To do:
Within the listing below, locate all lines containing the word "realized". Copy each one.

======== Entries provided

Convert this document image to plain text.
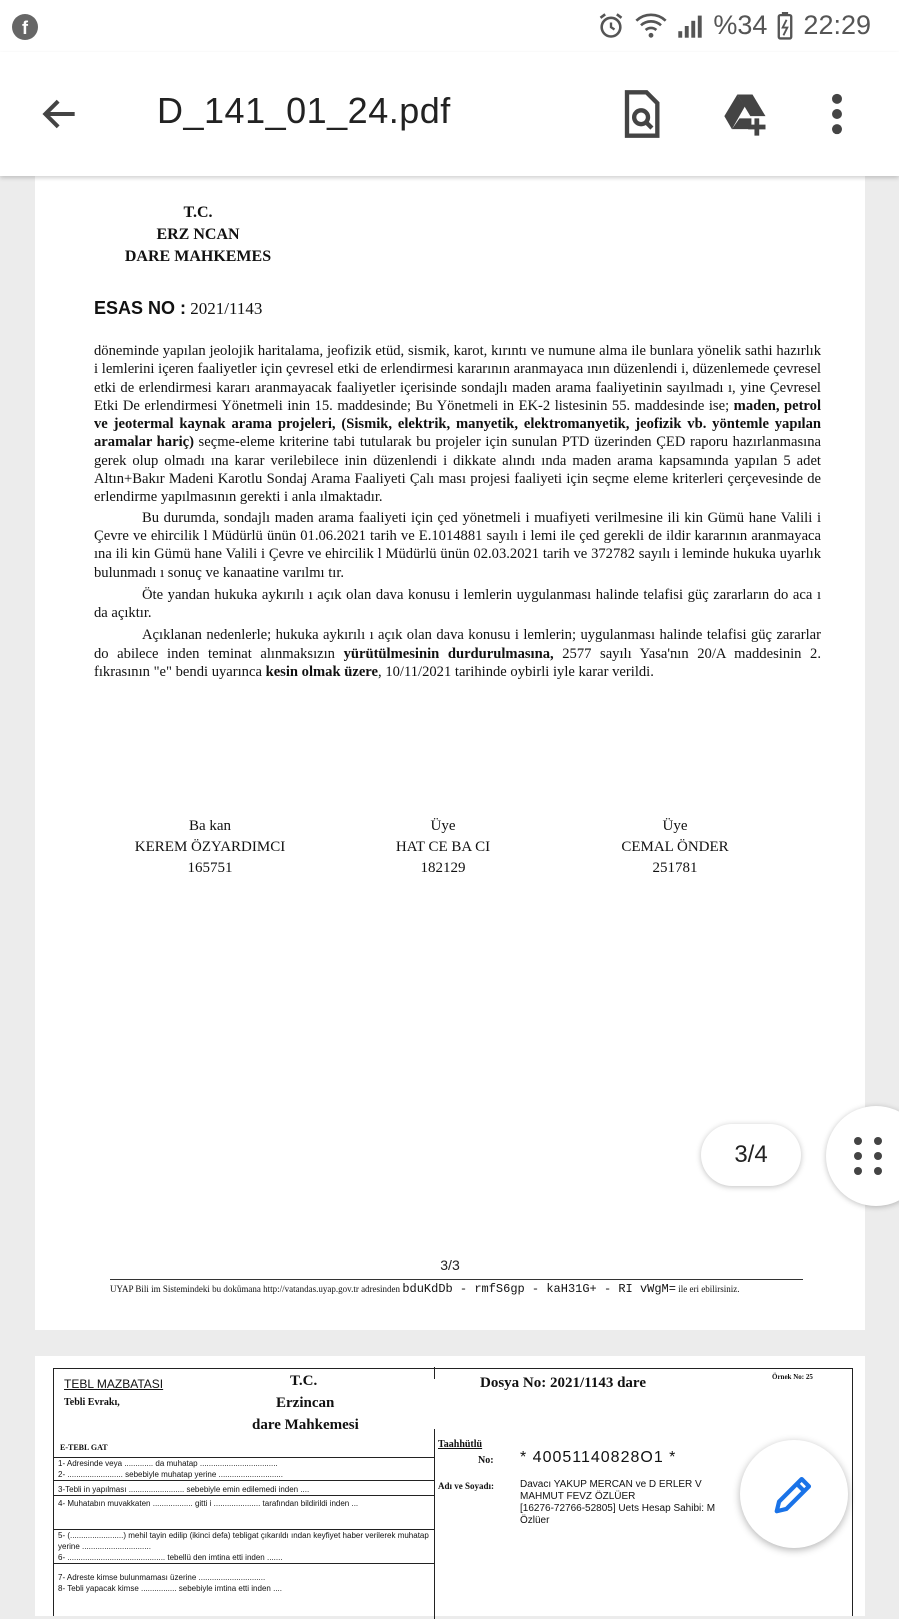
f	%34 22:29
D_141_01_24.pdf
T.C.
ERZ NCAN
DARE MAHKEMES
ESAS NO : 2021/1143

döneminde yapılan jeolojik haritalama, jeofizik etüd, sismik, karot, kırıntı ve numune alma ile bunlara yönelik sathi hazırlık i lemlerini içeren faaliyetler için çevresel etki de erlendirmesi kararının aranmayaca ının düzenlendi i, düzenlemede çevresel etki de erlendirmesi kararı aranmayacak faaliyetler içerisinde sondajlı maden arama faaliyetinin sayılmadı ı, yine Çevresel Etki De erlendirmesi Yönetmeli inin 15. maddesinde; Bu Yönetmeli in EK-2 listesinin 55. maddesinde ise; maden, petrol ve jeotermal kaynak arama projeleri, (Sismik, elektrik, manyetik, elektromanyetik, jeofizik vb. yöntemle yapılan aramalar hariç) seçme-eleme kriterine tabi tutularak bu projeler için sunulan PTD üzerinden ÇED raporu hazırlanmasına gerek olup olmadı ına karar verilebilece inin düzenlendi i dikkate alındı ında maden arama kapsamında yapılan 5 adet Altın+Bakır Madeni Karotlu Sondaj Arama Faaliyeti Çalı ması projesi faaliyeti için seçme eleme kriterleri çerçevesinde de erlendirme yapılmasının gerekti i anla ılmaktadır.

Bu durumda, sondajlı maden arama faaliyeti için çed yönetmeli i muafiyeti verilmesine ili kin Gümü hane Valili i Çevre ve ehircilik l Müdürlü ünün 01.06.2021 tarih ve E.1014881 sayılı i lemi ile çed gerekli de ildir kararının aranmayaca ına ili kin Gümü hane Valili i Çevre ve ehircilik l Müdürlü ünün 02.03.2021 tarih ve 372782 sayılı i leminde hukuka uyarlık bulunmadı ı sonuç ve kanaatine varılmı tır.

Öte yandan hukuka aykırılı ı açık olan dava konusu i lemlerin uygulanması halinde telafisi güç zararların do aca ı da açıktır.

Açıklanan nedenlerle; hukuka aykırılı ı açık olan dava konusu i lemlerin; uygulanması halinde telafisi güç zararlar do abilece inden teminat alınmaksızın yürütülmesinin durdurulmasına, 2577 sayılı Yasa'nın 20/A maddesinin 2. fıkrasının "e" bendi uyarınca kesin olmak üzere, 10/11/2021 tarihinde oybirli iyle karar verildi.

Ba kan
KEREM ÖZYARDIMCI
165751
Üye
HAT CE BA CI
182129
Üye
CEMAL ÖNDER
251781
3/3
UYAP Bili im Sistemindeki bu dokümana http://vatandas.uyap.gov.tr adresinden bduKdDb - rmfS6gp - kaH31G+ - RI vWgM= ile eri ebilirsiniz.
TEBL MAZBATASI
Tebli Evrakı,
T.C.
Erzincan
dare Mahkemesi
Dosya No: 2021/1143 dare	Örnek No: 25
E-TEBL GAT	Taahhütlü
No: * 40051140828O1 *
Adı ve Soyadı:	Davacı YAKUP MERCAN ve D ERLER V
MAHMUT FEVZ ÖZLÜER
[16276-72766-52805] Uets Hesap Sahibi: M
Özlüer
1- Adresinde veya ............. da muhatap ...................................
2- ......................... sebebiyle muhatap yerine .............................
3-Tebli in yapılması ......................... sebebiyle emin edilemedi inden ....
4- Muhatabın muvakkaten .................. gitti i ..................... tarafından bildirildi inden ...
5- (........................) mehil tayin edilip (ikinci defa) tebligat çıkarıldı ından keyfiyet haber verilerek muhatap yerine ...............................
6- ............................................ tebellü den imtina etti inden .......
7- Adreste kimse bulunmaması üzerine ..............................
8- Tebli yapacak kimse ................ sebebiyle imtina etti inden ....
3/4
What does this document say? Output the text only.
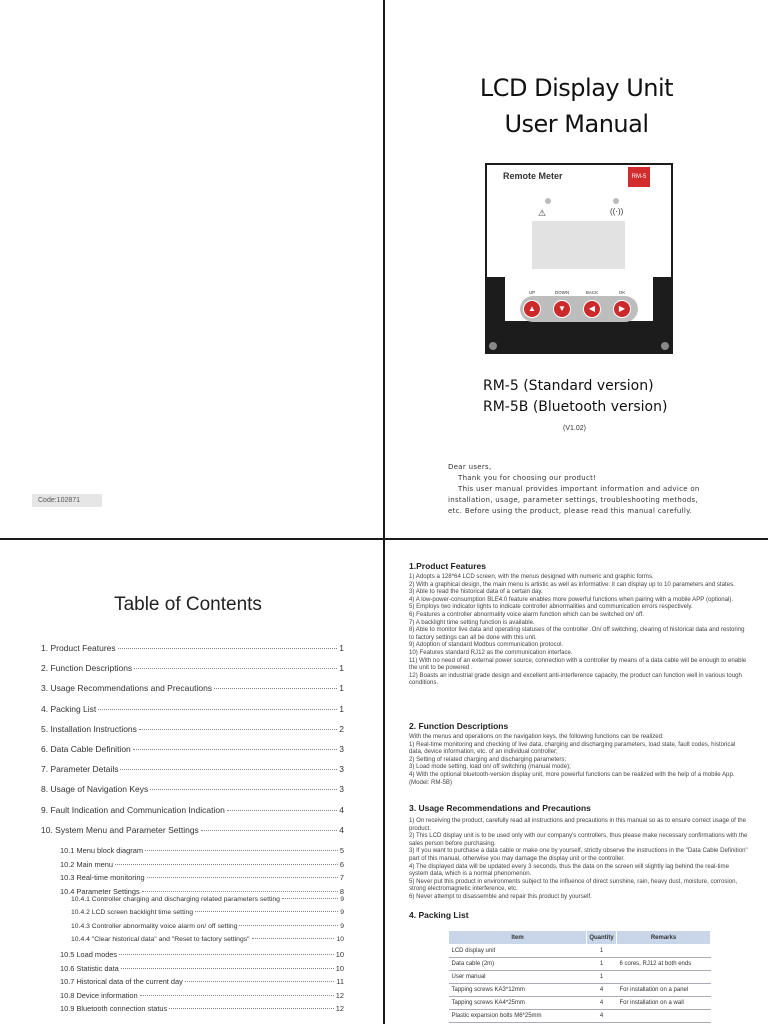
Code:102871
LCD Display Unit
User Manual
Remote Meter	RM-5
⚠	((·))
UP	DOWN	BACK	OK
▲	▼	◀	▶
RM-5 (Standard version)
RM-5B (Bluetooth version)
(V1.02)
Dear users,
Thank you for choosing our product!
This user manual provides important information and advice on
installation, usage, parameter settings, troubleshooting methods,
etc. Before using the product, please read this manual carefully.
Table of Contents
1. Product Features	1
2. Function Descriptions	1
3. Usage Recommendations and Precautions	1
4. Packing List	1
5. Installation Instructions	2
6. Data Cable Definition	3
7. Parameter Details	3
8. Usage of Navigation Keys	3
9. Fault Indication and Communication Indication	4
10. System Menu and Parameter Settings	4
10.1 Menu block diagram	5
10.2 Main menu	6
10.3 Real-time monitoring	7
10.4 Parameter Settings	8
10.4.1 Controller charging and discharging related parameters setting	9
10.4.2 LCD screen backlight time setting	9
10.4.3 Controller abnormality voice alarm on/ off setting	9
10.4.4 "Clear historical data" and "Reset to factory settings"	10
10.5 Load modes	10
10.6 Statistic data	10
10.7 Historical data of the current day	11
10.8 Device information	12
10.9 Bluetooth connection status	12
1.Product Features
1) Adopts a 128*64 LCD screen, with the menus designed with numeric and graphic forms.
2) With a graphical design, the main menu is artistic as well as informative: it can display up to 10 parameters and states.
3) Able to read the historical data of a certain day.
4) A low-power-consumption BLE4.0 feature enables more powerful functions when pairing with a mobile APP (optional).
5) Employs two indicator lights to indicate controller abnormalities and communication errors respectively.
6) Features a controller abnormality voice alarm function which can be switched on/ off.
7) A backlight time setting function is available.
8) Able to monitor live data and operating statuses of the controller .On/ off switching, clearing of historical data and restoring to factory settings can all be done with this unit.
9) Adoption of standard Modbus communication protocol.
10) Features standard RJ12 as the communication interface.
11) With no need of an external power source, connection with a controller by means of a data cable will be enough to enable the unit to be powered .
12) Boasts an industrial grade design and excellent anti-interference capacity, the product can function well in various tough conditions.
2. Function Descriptions
With the menus and operations on the navigation keys, the following functions can be realized:
1) Real-time monitoring and checking of live data, charging and discharging parameters, load state, fault codes, historical data, device information, etc. of an individual controller;
2) Setting of related charging and discharging parameters;
3) Load mode setting, load on/ off switching (manual mode);
4) With the optional bluetooth-version display unit, more powerful functions can be realized with the help of a mobile App. (Model: RM-5B)
3. Usage Recommendations and Precautions
1) On receiving the product, carefully read all instructions and precautions in this manual so as to ensure correct usage of the product.
2) This LCD display unit is to be used only with our company's controllers, thus please make necessary confirmations with the sales person before purchasing.
3) If you want to purchase a data cable or make one by yourself, strictly observe the instructions in the "Data Cable Definition" part of this manual, otherwise you may damage the display unit or the controller.
4) The displayed data will be updated every 3 seconds, thus the data on the screen will slightly lag behind the real-time system data, which is a normal phenomenon.
5) Never put this product in environments subject to the influence of direct sunshine, rain, heavy dust, moisture, corrosion, strong electromagnetic interference, etc.
6) Never attempt to disassemble and repair this product by yourself.
4. Packing List
Item	Quantity	Remarks
LCD display unit	1	
Data cable (2m)	1	6 cores, RJ12 at both ends
User manual	1	
Tapping screws KA3*12mm	4	For installation on a panel
Tapping screws KA4*25mm	4	For installation on a wall
Plastic expansion bolts M6*25mm	4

================

Response to this exercise:
With the menus and operations on the navigation keys, the following functions can be realized:
4) With the optional bluetooth-version display unit, more powerful functions can be realized with the help of a mobile App. (Model: RM-5B)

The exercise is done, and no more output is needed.